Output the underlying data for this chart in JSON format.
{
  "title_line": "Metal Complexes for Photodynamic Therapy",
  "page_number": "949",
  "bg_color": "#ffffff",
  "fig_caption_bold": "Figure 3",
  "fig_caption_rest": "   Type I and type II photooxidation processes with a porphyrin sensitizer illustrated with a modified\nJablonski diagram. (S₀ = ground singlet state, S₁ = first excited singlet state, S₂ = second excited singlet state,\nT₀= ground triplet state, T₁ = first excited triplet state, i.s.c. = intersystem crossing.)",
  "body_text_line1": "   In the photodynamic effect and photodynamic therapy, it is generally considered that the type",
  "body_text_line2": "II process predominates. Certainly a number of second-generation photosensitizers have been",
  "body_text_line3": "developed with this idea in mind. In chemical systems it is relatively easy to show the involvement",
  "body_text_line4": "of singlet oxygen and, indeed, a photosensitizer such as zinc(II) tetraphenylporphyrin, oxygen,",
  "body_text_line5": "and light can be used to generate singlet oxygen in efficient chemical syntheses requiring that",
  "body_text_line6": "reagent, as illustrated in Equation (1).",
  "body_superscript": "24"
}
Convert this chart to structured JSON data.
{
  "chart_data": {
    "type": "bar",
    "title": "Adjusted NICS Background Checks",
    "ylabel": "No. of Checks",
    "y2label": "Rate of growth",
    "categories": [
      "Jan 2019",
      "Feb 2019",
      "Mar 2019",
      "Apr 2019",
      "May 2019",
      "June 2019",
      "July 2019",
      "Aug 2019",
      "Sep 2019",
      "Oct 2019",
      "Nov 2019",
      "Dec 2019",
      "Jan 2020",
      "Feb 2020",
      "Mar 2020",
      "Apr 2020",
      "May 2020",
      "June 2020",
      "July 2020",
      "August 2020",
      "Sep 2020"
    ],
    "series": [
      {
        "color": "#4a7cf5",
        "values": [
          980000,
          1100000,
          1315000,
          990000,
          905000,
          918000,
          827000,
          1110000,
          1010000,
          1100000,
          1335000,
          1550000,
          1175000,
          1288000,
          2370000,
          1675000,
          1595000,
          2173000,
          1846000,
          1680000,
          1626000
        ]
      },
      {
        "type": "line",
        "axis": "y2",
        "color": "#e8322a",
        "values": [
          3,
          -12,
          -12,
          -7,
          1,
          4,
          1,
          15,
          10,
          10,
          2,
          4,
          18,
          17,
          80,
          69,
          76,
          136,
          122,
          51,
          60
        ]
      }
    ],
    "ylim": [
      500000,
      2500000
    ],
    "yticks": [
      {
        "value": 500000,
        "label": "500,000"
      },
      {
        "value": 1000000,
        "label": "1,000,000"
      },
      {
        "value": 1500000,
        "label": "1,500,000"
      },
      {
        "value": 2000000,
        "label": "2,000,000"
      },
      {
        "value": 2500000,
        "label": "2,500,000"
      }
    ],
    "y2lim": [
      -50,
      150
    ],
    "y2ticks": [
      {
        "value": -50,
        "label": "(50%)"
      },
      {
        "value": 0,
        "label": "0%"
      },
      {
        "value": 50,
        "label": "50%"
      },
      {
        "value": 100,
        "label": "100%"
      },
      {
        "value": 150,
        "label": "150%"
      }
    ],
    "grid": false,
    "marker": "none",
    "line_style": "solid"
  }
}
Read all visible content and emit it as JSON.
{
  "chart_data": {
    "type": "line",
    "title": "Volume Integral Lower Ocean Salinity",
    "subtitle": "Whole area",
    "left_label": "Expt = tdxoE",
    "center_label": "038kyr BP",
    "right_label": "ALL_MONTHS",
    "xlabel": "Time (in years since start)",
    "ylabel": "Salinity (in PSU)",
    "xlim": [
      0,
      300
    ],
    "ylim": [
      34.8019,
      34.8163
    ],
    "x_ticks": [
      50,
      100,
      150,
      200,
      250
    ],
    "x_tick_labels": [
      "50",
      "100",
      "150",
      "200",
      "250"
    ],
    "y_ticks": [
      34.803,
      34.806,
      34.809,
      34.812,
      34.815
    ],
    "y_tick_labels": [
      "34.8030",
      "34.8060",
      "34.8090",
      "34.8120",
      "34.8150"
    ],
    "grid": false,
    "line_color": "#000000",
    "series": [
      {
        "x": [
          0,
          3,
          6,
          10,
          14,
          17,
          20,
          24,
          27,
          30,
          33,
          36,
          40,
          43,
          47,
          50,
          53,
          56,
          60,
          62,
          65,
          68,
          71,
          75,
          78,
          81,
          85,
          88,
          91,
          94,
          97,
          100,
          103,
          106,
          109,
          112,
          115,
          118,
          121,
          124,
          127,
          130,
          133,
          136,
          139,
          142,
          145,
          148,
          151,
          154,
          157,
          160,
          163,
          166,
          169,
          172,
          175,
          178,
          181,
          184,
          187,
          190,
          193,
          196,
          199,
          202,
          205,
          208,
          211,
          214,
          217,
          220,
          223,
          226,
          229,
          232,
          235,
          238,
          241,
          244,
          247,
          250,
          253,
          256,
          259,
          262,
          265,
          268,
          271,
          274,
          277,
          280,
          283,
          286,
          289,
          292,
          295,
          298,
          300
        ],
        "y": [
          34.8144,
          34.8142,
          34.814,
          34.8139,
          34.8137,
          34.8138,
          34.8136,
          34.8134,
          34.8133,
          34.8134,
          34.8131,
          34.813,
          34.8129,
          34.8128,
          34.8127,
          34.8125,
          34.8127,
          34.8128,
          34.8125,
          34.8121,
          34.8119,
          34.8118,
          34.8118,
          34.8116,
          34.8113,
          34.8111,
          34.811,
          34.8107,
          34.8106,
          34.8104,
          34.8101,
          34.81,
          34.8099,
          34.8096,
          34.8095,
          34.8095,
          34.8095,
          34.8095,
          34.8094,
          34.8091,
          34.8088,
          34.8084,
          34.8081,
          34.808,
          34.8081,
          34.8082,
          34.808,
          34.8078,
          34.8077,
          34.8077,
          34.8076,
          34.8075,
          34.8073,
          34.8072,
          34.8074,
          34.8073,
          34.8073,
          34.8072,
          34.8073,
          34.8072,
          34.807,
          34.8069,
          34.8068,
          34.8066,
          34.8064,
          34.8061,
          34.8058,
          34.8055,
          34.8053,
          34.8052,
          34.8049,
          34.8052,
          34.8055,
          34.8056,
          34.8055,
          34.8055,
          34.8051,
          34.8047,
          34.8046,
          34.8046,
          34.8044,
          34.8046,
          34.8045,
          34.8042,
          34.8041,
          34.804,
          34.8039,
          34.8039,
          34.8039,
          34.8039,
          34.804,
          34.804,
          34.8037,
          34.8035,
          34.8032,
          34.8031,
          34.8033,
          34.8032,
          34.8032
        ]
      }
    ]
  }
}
----
Give the listing again, word for word.

*Task output*.
Output the underlying data for this chart in JSON format.
{
  "title_line": "Metal Complexes for Photodynamic Therapy",
  "page_number": "949",
  "bg_color": "#ffffff",
  "fig_caption_bold": "Figure 3",
  "fig_caption_rest": "   Type I and type II photooxidation processes with a porphyrin sensitizer illustrated with a modified\nJablonski diagram. (S₀ = ground singlet state, S₁ = first excited singlet state, S₂ = second excited singlet state,\nT₀= ground triplet state, T₁ = first excited triplet state, i.s.c. = intersystem crossing.)",
  "body_text_line1": "   In the photodynamic effect and photodynamic therapy, it is generally considered that the type",
  "body_text_line2": "II process predominates. Certainly a number of second-generation photosensitizers have been",
  "body_text_line3": "developed with this idea in mind. In chemical systems it is relatively easy to show the involvement",
  "body_text_line4": "of singlet oxygen and, indeed, a photosensitizer such as zinc(II) tetraphenylporphyrin, oxygen,",
  "body_text_line5": "and light can be used to generate singlet oxygen in efficient chemical syntheses requiring that",
  "body_text_line6": "reagent, as illustrated in Equation (1).",
  "body_superscript": "24"
}
Convert this chart to structured JSON data.
{
  "chart_data": {
    "type": "bar",
    "title": "Adjusted NICS Background Checks",
    "ylabel": "No. of Checks",
    "y2label": "Rate of growth",
    "categories": [
      "Jan 2019",
      "Feb 2019",
      "Mar 2019",
      "Apr 2019",
      "May 2019",
      "June 2019",
      "July 2019",
      "Aug 2019",
      "Sep 2019",
      "Oct 2019",
      "Nov 2019",
      "Dec 2019",
      "Jan 2020",
      "Feb 2020",
      "Mar 2020",
      "Apr 2020",
      "May 2020",
      "June 2020",
      "July 2020",
      "August 2020",
      "Sep 2020"
    ],
    "series": [
      {
        "color": "#4a7cf5",
        "values": [
          980000,
          1100000,
          1315000,
          990000,
          905000,
          918000,
          827000,
          1110000,
          1010000,
          1100000,
          1335000,
          1550000,
          1175000,
          1288000,
          2370000,
          1675000,
          1595000,
          2173000,
          1846000,
          1680000,
          1626000
        ]
      },
      {
        "type": "line",
        "axis": "y2",
        "color": "#e8322a",
        "values": [
          3,
          -12,
          -12,
          -7,
          1,
          4,
          1,
          15,
          10,
          10,
          2,
          4,
          18,
          17,
          80,
          69,
          76,
          136,
          122,
          51,
          60
        ]
      }
    ],
    "ylim": [
      500000,
      2500000
    ],
    "yticks": [
      {
        "value": 500000,
        "label": "500,000"
      },
      {
        "value": 1000000,
        "label": "1,000,000"
      },
      {
        "value": 1500000,
        "label": "1,500,000"
      },
      {
        "value": 2000000,
        "label": "2,000,000"
      },
      {
        "value": 2500000,
        "label": "2,500,000"
      }
    ],
    "y2lim": [
      -50,
      150
    ],
    "y2ticks": [
      {
        "value": -50,
        "label": "(50%)"
      },
      {
        "value": 0,
        "label": "0%"
      },
      {
        "value": 50,
        "label": "50%"
      },
      {
        "value": 100,
        "label": "100%"
      },
      {
        "value": 150,
        "label": "150%"
      }
    ],
    "grid": false,
    "marker": "none",
    "line_style": "solid"
  }
}
Read all visible content and emit it as JSON.
{
  "chart_data": {
    "type": "line",
    "title": "Volume Integral Lower Ocean Salinity",
    "subtitle": "Whole area",
    "left_label": "Expt = tdxoE",
    "center_label": "038kyr BP",
    "right_label": "ALL_MONTHS",
    "xlabel": "Time (in years since start)",
    "ylabel": "Salinity (in PSU)",
    "xlim": [
      0,
      300
    ],
    "ylim": [
      34.8019,
      34.8163
    ],
    "x_ticks": [
      50,
      100,
      150,
      200,
      250
    ],
    "x_tick_labels": [
      "50",
      "100",
      "150",
      "200",
      "250"
    ],
    "y_ticks": [
      34.803,
      34.806,
      34.809,
      34.812,
      34.815
    ],
    "y_tick_labels": [
      "34.8030",
      "34.8060",
      "34.8090",
      "34.8120",
      "34.8150"
    ],
    "grid": false,
    "line_color": "#000000",
    "series": [
      {
        "x": [
          0,
          3,
          6,
          10,
          14,
          17,
          20,
          24,
          27,
          30,
          33,
          36,
          40,
          43,
          47,
          50,
          53,
          56,
          60,
          62,
          65,
          68,
          71,
          75,
          78,
          81,
          85,
          88,
          91,
          94,
          97,
          100,
          103,
          106,
          109,
          112,
          115,
          118,
          121,
          124,
          127,
          130,
          133,
          136,
          139,
          142,
          145,
          148,
          151,
          154,
          157,
          160,
          163,
          166,
          169,
          172,
          175,
          178,
          181,
          184,
          187,
          190,
          193,
          196,
          199,
          202,
          205,
          208,
          211,
          214,
          217,
          220,
          223,
          226,
          229,
          232,
          235,
          238,
          241,
          244,
          247,
          250,
          253,
          256,
          259,
          262,
          265,
          268,
          271,
          274,
          277,
          280,
          283,
          286,
          289,
          292,
          295,
          298,
          300
        ],
        "y": [
          34.8144,
          34.8142,
          34.814,
          34.8139,
          34.8137,
          34.8138,
          34.8136,
          34.8134,
          34.8133,
          34.8134,
          34.8131,
          34.813,
          34.8129,
          34.8128,
          34.8127,
          34.8125,
          34.8127,
          34.8128,
          34.8125,
          34.8121,
          34.8119,
          34.8118,
          34.8118,
          34.8116,
          34.8113,
          34.8111,
          34.811,
          34.8107,
          34.8106,
          34.8104,
          34.8101,
          34.81,
          34.8099,
          34.8096,
          34.8095,
          34.8095,
          34.8095,
          34.8095,
          34.8094,
          34.8091,
          34.8088,
          34.8084,
          34.8081,
          34.808,
          34.8081,
          34.8082,
          34.808,
          34.8078,
          34.8077,
          34.8077,
          34.8076,
          34.8075,
          34.8073,
          34.8072,
          34.8074,
          34.8073,
          34.8073,
          34.8072,
          34.8073,
          34.8072,
          34.807,
          34.8069,
          34.8068,
          34.8066,
          34.8064,
          34.8061,
          34.8058,
          34.8055,
          34.8053,
          34.8052,
          34.8049,
          34.8052,
          34.8055,
          34.8056,
          34.8055,
          34.8055,
          34.8051,
          34.8047,
          34.8046,
          34.8046,
          34.8044,
          34.8046,
          34.8045,
          34.8042,
          34.8041,
          34.804,
          34.8039,
          34.8039,
          34.8039,
          34.8039,
          34.804,
          34.804,
          34.8037,
          34.8035,
          34.8032,
          34.8031,
          34.8033,
          34.8032,
          34.8032
        ]
      }
    ]
  }
}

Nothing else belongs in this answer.